Provided records:
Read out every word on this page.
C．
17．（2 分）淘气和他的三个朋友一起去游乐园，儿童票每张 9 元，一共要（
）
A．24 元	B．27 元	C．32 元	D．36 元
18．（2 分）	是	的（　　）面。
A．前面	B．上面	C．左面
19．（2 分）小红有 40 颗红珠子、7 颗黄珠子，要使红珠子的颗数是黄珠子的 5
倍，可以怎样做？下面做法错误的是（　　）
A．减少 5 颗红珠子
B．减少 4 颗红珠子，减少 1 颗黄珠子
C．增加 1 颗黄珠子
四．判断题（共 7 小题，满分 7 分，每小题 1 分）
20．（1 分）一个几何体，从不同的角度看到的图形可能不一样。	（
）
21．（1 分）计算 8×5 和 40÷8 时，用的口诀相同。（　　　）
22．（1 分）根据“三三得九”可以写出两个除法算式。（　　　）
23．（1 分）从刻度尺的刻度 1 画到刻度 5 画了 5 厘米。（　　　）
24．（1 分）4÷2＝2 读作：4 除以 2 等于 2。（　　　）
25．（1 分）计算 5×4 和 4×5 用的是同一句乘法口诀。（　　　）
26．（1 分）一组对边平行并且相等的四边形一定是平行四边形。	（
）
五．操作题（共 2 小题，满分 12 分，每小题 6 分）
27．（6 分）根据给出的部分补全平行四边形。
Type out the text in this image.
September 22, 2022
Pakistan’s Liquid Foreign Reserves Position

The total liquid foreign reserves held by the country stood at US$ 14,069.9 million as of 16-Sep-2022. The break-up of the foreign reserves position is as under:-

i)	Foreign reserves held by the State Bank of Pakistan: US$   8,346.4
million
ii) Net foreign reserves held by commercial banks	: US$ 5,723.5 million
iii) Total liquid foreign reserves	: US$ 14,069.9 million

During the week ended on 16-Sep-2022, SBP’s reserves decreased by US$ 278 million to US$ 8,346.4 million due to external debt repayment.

Aim:
Copy out every line where the word "颗红珠子" occurs.

Worked solution:
19．（2 分）小红有 40 颗红珠子、7 颗黄珠子，要使红珠子的颗数是黄珠子的 5
A．减少 5 颗红珠子
B．减少 4 颗红珠子，减少 1 颗黄珠子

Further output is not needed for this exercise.